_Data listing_
##############################

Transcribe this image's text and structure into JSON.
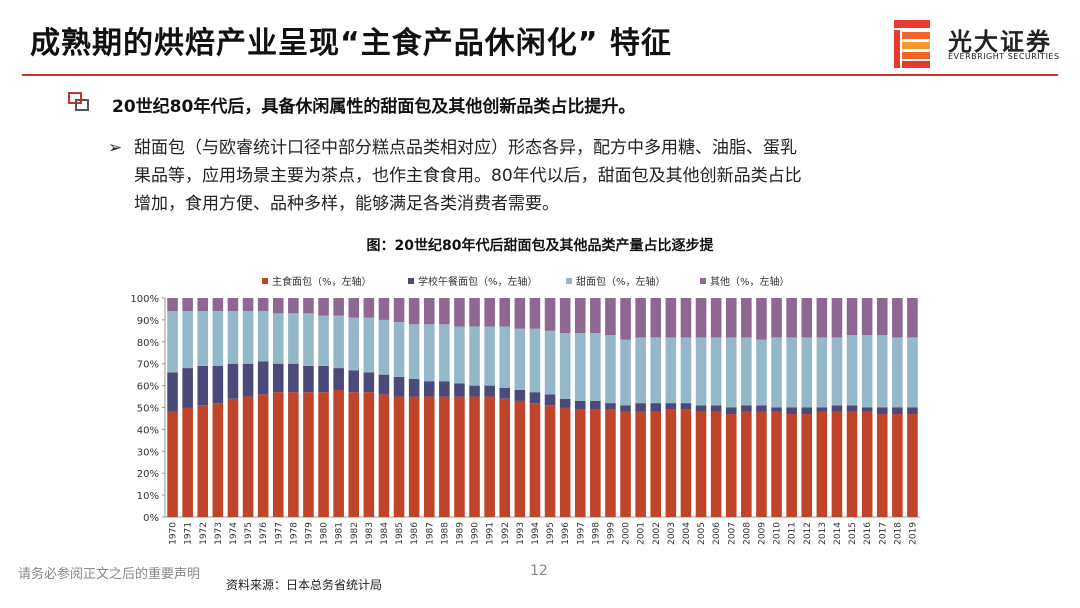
{
  "header": {
    "title": "成熟期的烘焙产业呈现“主食产品休闲化” 特征",
    "logo_name": "光大证券",
    "logo_sub": "EVERBRIGHT SECURITIES"
  },
  "bullet": {
    "heading": "20世纪80年代后，具备休闲属性的甜面包及其他创新品类占比提升。",
    "lines": [
      "甜面包（与欧睿统计口径中部分糕点品类相对应）形态各异，配方中多用糖、油脂、蛋乳",
      "果品等，应用场景主要为茶点，也作主食食用。80年代以后，甜面包及其他创新品类占比",
      "增加，食用方便、品种多样，能够满足各类消费者需要。"
    ]
  },
  "chart_data": {
    "type": "stacked_bar",
    "title": "图：20世纪80年代后甜面包及其他品类产量占比逐步提",
    "categories": [
      "1970",
      "1971",
      "1972",
      "1973",
      "1974",
      "1975",
      "1976",
      "1977",
      "1978",
      "1979",
      "1980",
      "1981",
      "1982",
      "1983",
      "1984",
      "1985",
      "1986",
      "1987",
      "1988",
      "1989",
      "1990",
      "1991",
      "1992",
      "1993",
      "1994",
      "1995",
      "1996",
      "1997",
      "1998",
      "1999",
      "2000",
      "2001",
      "2002",
      "2003",
      "2004",
      "2005",
      "2006",
      "2007",
      "2008",
      "2009",
      "2010",
      "2011",
      "2012",
      "2013",
      "2014",
      "2015",
      "2016",
      "2017",
      "2018",
      "2019"
    ],
    "series": [
      {
        "name": "主食面包（%，左轴）",
        "color": "#c0442a",
        "values": [
          48,
          50,
          51,
          52,
          54,
          55,
          56,
          57,
          57,
          57,
          57,
          58,
          57,
          57,
          56,
          55,
          55,
          55,
          55,
          55,
          55,
          55,
          54,
          53,
          52,
          51,
          50,
          49,
          49,
          49,
          48,
          48,
          48,
          49,
          49,
          48,
          48,
          47,
          48,
          48,
          48,
          47,
          47,
          48,
          48,
          48,
          48,
          47,
          47,
          47
        ]
      },
      {
        "name": "学校午餐面包（%，左轴）",
        "color": "#4b4a7a",
        "values": [
          18,
          18,
          18,
          17,
          16,
          15,
          15,
          13,
          13,
          12,
          12,
          10,
          10,
          9,
          9,
          9,
          8,
          7,
          7,
          6,
          5,
          5,
          5,
          5,
          5,
          5,
          4,
          4,
          4,
          3,
          3,
          4,
          4,
          3,
          3,
          3,
          3,
          3,
          3,
          3,
          2,
          3,
          3,
          2,
          3,
          3,
          2,
          3,
          3,
          3
        ]
      },
      {
        "name": "甜面包（%，左轴）",
        "color": "#94b8c8",
        "values": [
          28,
          26,
          25,
          25,
          24,
          24,
          23,
          23,
          23,
          24,
          23,
          24,
          24,
          25,
          25,
          25,
          25,
          26,
          26,
          26,
          27,
          27,
          28,
          28,
          29,
          29,
          30,
          31,
          31,
          31,
          30,
          30,
          30,
          30,
          30,
          31,
          31,
          32,
          31,
          30,
          32,
          32,
          32,
          32,
          31,
          32,
          33,
          33,
          32,
          32
        ]
      },
      {
        "name": "其他（%，左轴）",
        "color": "#8e6890",
        "values": [
          6,
          6,
          6,
          6,
          6,
          6,
          6,
          7,
          7,
          7,
          8,
          8,
          9,
          9,
          10,
          11,
          12,
          12,
          12,
          13,
          13,
          13,
          13,
          14,
          14,
          15,
          16,
          16,
          16,
          17,
          19,
          18,
          18,
          18,
          18,
          18,
          18,
          18,
          18,
          19,
          18,
          18,
          18,
          18,
          18,
          17,
          17,
          17,
          18,
          18
        ]
      }
    ],
    "ylim": [
      0,
      100
    ],
    "yticks": [
      {
        "value": 0,
        "label": "0%"
      },
      {
        "value": 10,
        "label": "10%"
      },
      {
        "value": 20,
        "label": "20%"
      },
      {
        "value": 30,
        "label": "30%"
      },
      {
        "value": 40,
        "label": "40%"
      },
      {
        "value": 50,
        "label": "50%"
      },
      {
        "value": 60,
        "label": "60%"
      },
      {
        "value": 70,
        "label": "70%"
      },
      {
        "value": 80,
        "label": "80%"
      },
      {
        "value": 90,
        "label": "90%"
      },
      {
        "value": 100,
        "label": "100%"
      }
    ],
    "legend": "top"
  },
  "footer": {
    "disclaimer": "请务必参阅正文之后的重要声明",
    "page": 12,
    "source": "资料来源：日本总务省统计局"
  }
}
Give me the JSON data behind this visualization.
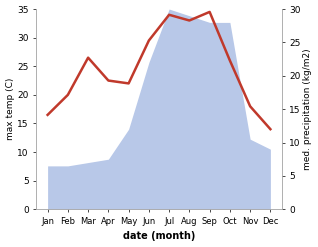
{
  "months": [
    "Jan",
    "Feb",
    "Mar",
    "Apr",
    "May",
    "Jun",
    "Jul",
    "Aug",
    "Sep",
    "Oct",
    "Nov",
    "Dec"
  ],
  "temperature": [
    16.5,
    20.0,
    26.5,
    22.5,
    22.0,
    29.5,
    34.0,
    33.0,
    34.5,
    26.0,
    18.0,
    14.0
  ],
  "precipitation_kg": [
    6.5,
    6.5,
    7.0,
    7.5,
    12.0,
    22.0,
    30.0,
    29.0,
    28.0,
    28.0,
    10.5,
    9.0
  ],
  "temp_color": "#c0392b",
  "precip_fill_color": "#b8c8e8",
  "ylim_temp": [
    0,
    35
  ],
  "ylim_precip": [
    0,
    30
  ],
  "ylabel_left": "max temp (C)",
  "ylabel_right": "med. precipitation (kg/m2)",
  "xlabel": "date (month)",
  "bg_color": "#ffffff",
  "temp_lw": 1.8,
  "yticks_left": [
    0,
    5,
    10,
    15,
    20,
    25,
    30,
    35
  ],
  "yticks_right": [
    0,
    5,
    10,
    15,
    20,
    25,
    30
  ],
  "scale_factor": 1.1667
}
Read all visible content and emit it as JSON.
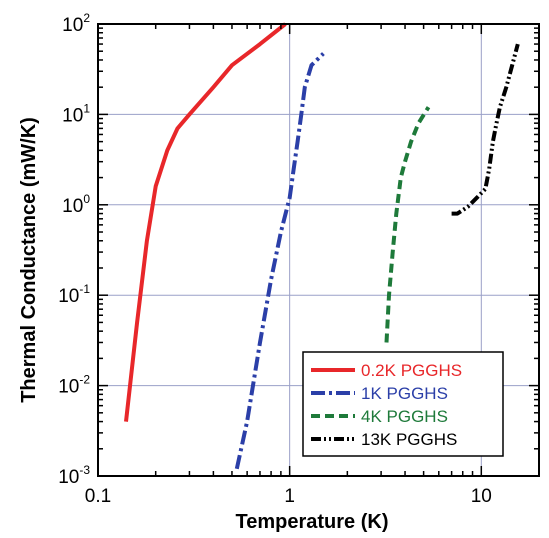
{
  "chart_data": {
    "type": "line",
    "xlabel": "Temperature (K)",
    "ylabel": "Thermal Conductance (mW/K)",
    "x_scale": "log",
    "y_scale": "log",
    "xlim": [
      0.1,
      20
    ],
    "ylim": [
      0.001,
      100
    ],
    "x_ticks": [
      {
        "value": 0.1,
        "label": "0.1"
      },
      {
        "value": 1,
        "label": "1"
      },
      {
        "value": 10,
        "label": "10"
      }
    ],
    "y_ticks": [
      {
        "value": 0.001,
        "base": "10",
        "exp": "-3"
      },
      {
        "value": 0.01,
        "base": "10",
        "exp": "-2"
      },
      {
        "value": 0.1,
        "base": "10",
        "exp": "-1"
      },
      {
        "value": 1,
        "base": "10",
        "exp": "0"
      },
      {
        "value": 10,
        "base": "10",
        "exp": "1"
      },
      {
        "value": 100,
        "base": "10",
        "exp": "2"
      }
    ],
    "grid": true,
    "legend_position": "bottom-right",
    "series": [
      {
        "name": "0.2K PGGHS",
        "color": "#e8272a",
        "dash": "solid",
        "points": [
          [
            0.14,
            0.004
          ],
          [
            0.16,
            0.05
          ],
          [
            0.18,
            0.4
          ],
          [
            0.2,
            1.6
          ],
          [
            0.23,
            4
          ],
          [
            0.26,
            7
          ],
          [
            0.3,
            10
          ],
          [
            0.4,
            20
          ],
          [
            0.5,
            35
          ],
          [
            0.7,
            60
          ],
          [
            0.95,
            100
          ]
        ]
      },
      {
        "name": "1K PGGHS",
        "color": "#2b3fa8",
        "dash": "dash-dot",
        "points": [
          [
            0.53,
            0.0012
          ],
          [
            0.6,
            0.004
          ],
          [
            0.7,
            0.03
          ],
          [
            0.8,
            0.15
          ],
          [
            0.9,
            0.5
          ],
          [
            1.0,
            1.2
          ],
          [
            1.05,
            2.5
          ],
          [
            1.1,
            5
          ],
          [
            1.15,
            10
          ],
          [
            1.2,
            20
          ],
          [
            1.3,
            35
          ],
          [
            1.5,
            47
          ]
        ]
      },
      {
        "name": "4K PGGHS",
        "color": "#1e7a3a",
        "dash": "dashed",
        "points": [
          [
            3.2,
            0.03
          ],
          [
            3.3,
            0.1
          ],
          [
            3.45,
            0.3
          ],
          [
            3.6,
            0.8
          ],
          [
            3.8,
            2
          ],
          [
            4.0,
            3
          ],
          [
            4.3,
            5
          ],
          [
            4.7,
            8
          ],
          [
            5.3,
            12
          ]
        ]
      },
      {
        "name": "13K PGGHS",
        "color": "#000000",
        "dash": "dash-dot-dot",
        "points": [
          [
            7.0,
            0.8
          ],
          [
            7.5,
            0.8
          ],
          [
            8.5,
            0.95
          ],
          [
            9.5,
            1.2
          ],
          [
            10.5,
            1.5
          ],
          [
            11.0,
            2.5
          ],
          [
            11.5,
            5
          ],
          [
            12.0,
            8
          ],
          [
            12.5,
            12
          ],
          [
            13.5,
            20
          ],
          [
            14.5,
            35
          ],
          [
            15.5,
            60
          ]
        ]
      }
    ]
  }
}
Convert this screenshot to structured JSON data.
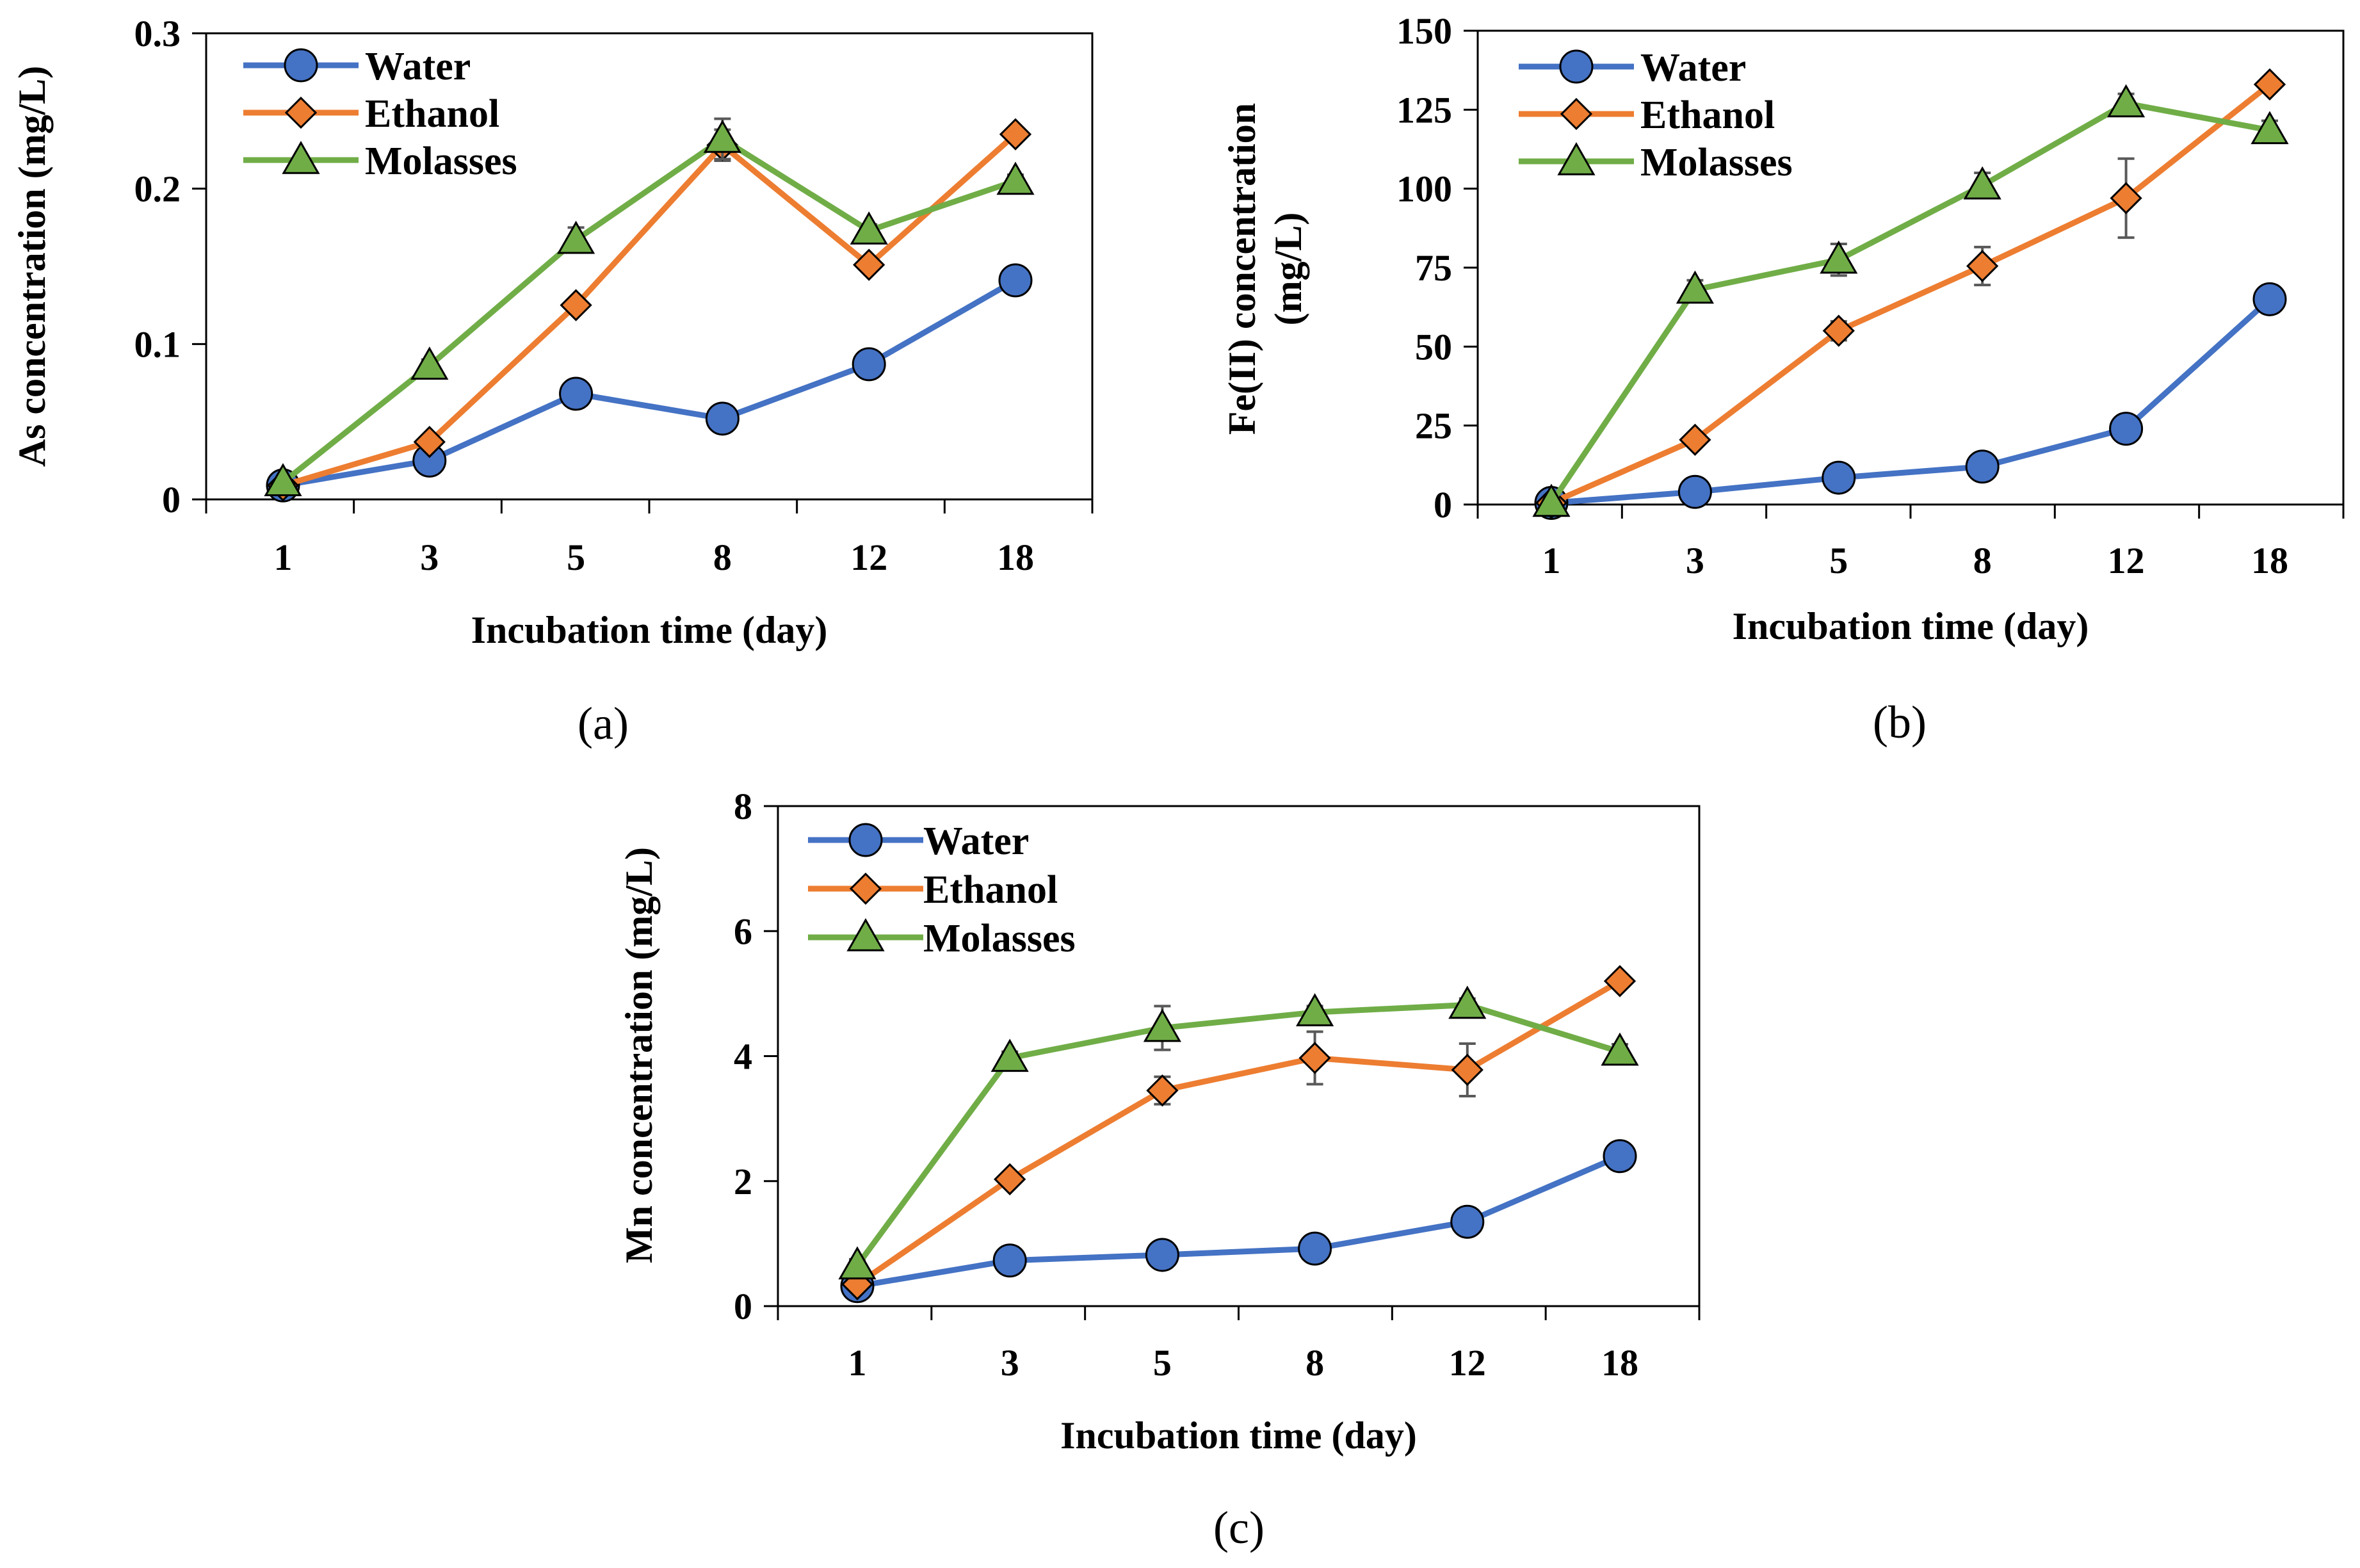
{
  "colors": {
    "water": "#4472C4",
    "ethanol": "#ED7D31",
    "molasses": "#70AD47",
    "error_bar": "#595959"
  },
  "chart_data": [
    {
      "type": "line",
      "panel": "(a)",
      "title": "",
      "categories": [
        "1",
        "3",
        "5",
        "8",
        "12",
        "18"
      ],
      "xlabel": "Incubation time (day)",
      "ylabel": "As concentration (mg/L)",
      "ylim": [
        0,
        0.3
      ],
      "yticks": [
        0,
        0.1,
        0.2,
        0.3
      ],
      "ytick_labels": [
        "0",
        "0.1",
        "0.2",
        "0.3"
      ],
      "legend_position": "top-left",
      "series": [
        {
          "name": "Water",
          "key": "water",
          "marker": "circle",
          "values": [
            0.009,
            0.025,
            0.068,
            0.052,
            0.087,
            0.141
          ],
          "errors": [
            0,
            0.003,
            0.003,
            0.002,
            0.006,
            0.003
          ]
        },
        {
          "name": "Ethanol",
          "key": "ethanol",
          "marker": "diamond",
          "values": [
            0.009,
            0.037,
            0.125,
            0.228,
            0.151,
            0.235
          ],
          "errors": [
            0,
            0.002,
            0.004,
            0.01,
            0.004,
            0.003
          ]
        },
        {
          "name": "Molasses",
          "key": "molasses",
          "marker": "triangle",
          "values": [
            0.011,
            0.086,
            0.167,
            0.232,
            0.173,
            0.205
          ],
          "errors": [
            0,
            0.004,
            0.008,
            0.013,
            0.004,
            0.004
          ]
        }
      ]
    },
    {
      "type": "line",
      "panel": "(b)",
      "title": "",
      "categories": [
        "1",
        "3",
        "5",
        "8",
        "12",
        "18"
      ],
      "xlabel": "Incubation time (day)",
      "ylabel": "Fe(II) concentration (mg/L)",
      "ylabel_lines": [
        "Fe(II) concentration",
        "(mg/L)"
      ],
      "ylim": [
        0,
        150
      ],
      "yticks": [
        0,
        25,
        50,
        75,
        100,
        125,
        150
      ],
      "ytick_labels": [
        "0",
        "25",
        "50",
        "75",
        "100",
        "125",
        "150"
      ],
      "legend_position": "top-left",
      "series": [
        {
          "name": "Water",
          "key": "water",
          "marker": "circle",
          "values": [
            0.5,
            4,
            8.5,
            12,
            24,
            65
          ],
          "errors": [
            0,
            0.5,
            1,
            1,
            2,
            2
          ]
        },
        {
          "name": "Ethanol",
          "key": "ethanol",
          "marker": "diamond",
          "values": [
            0.5,
            20.5,
            55,
            75.5,
            97,
            133
          ],
          "errors": [
            0,
            1.5,
            3,
            6,
            12.5,
            1.5
          ]
        },
        {
          "name": "Molasses",
          "key": "molasses",
          "marker": "triangle",
          "values": [
            0.5,
            68,
            77.5,
            101,
            127,
            118.5
          ],
          "errors": [
            0,
            3,
            5,
            4,
            3,
            3
          ]
        }
      ]
    },
    {
      "type": "line",
      "panel": "(c)",
      "title": "",
      "categories": [
        "1",
        "3",
        "5",
        "8",
        "12",
        "18"
      ],
      "xlabel": "Incubation time (day)",
      "ylabel": "Mn concentration (mg/L)",
      "ylim": [
        0,
        8
      ],
      "yticks": [
        0,
        2,
        4,
        6,
        8
      ],
      "ytick_labels": [
        "0",
        "2",
        "4",
        "6",
        "8"
      ],
      "legend_position": "top-left",
      "series": [
        {
          "name": "Water",
          "key": "water",
          "marker": "circle",
          "values": [
            0.32,
            0.73,
            0.82,
            0.92,
            1.35,
            2.4
          ],
          "errors": [
            0,
            0.05,
            0.05,
            0.05,
            0.08,
            0.08
          ]
        },
        {
          "name": "Ethanol",
          "key": "ethanol",
          "marker": "diamond",
          "values": [
            0.35,
            2.03,
            3.45,
            3.97,
            3.78,
            5.2
          ],
          "errors": [
            0,
            0.08,
            0.22,
            0.42,
            0.42,
            0.08
          ]
        },
        {
          "name": "Molasses",
          "key": "molasses",
          "marker": "triangle",
          "values": [
            0.65,
            3.97,
            4.45,
            4.7,
            4.82,
            4.07
          ],
          "errors": [
            0.1,
            0.1,
            0.35,
            0.1,
            0.1,
            0.12
          ]
        }
      ]
    }
  ]
}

##############################

_Short problem_
Show all lines from the listing above in which "PGGHS" appears.

_Response_
        "name": "0.2K PGGHS",
        "name": "1K PGGHS",
        "name": "4K PGGHS",
        "name": "13K PGGHS",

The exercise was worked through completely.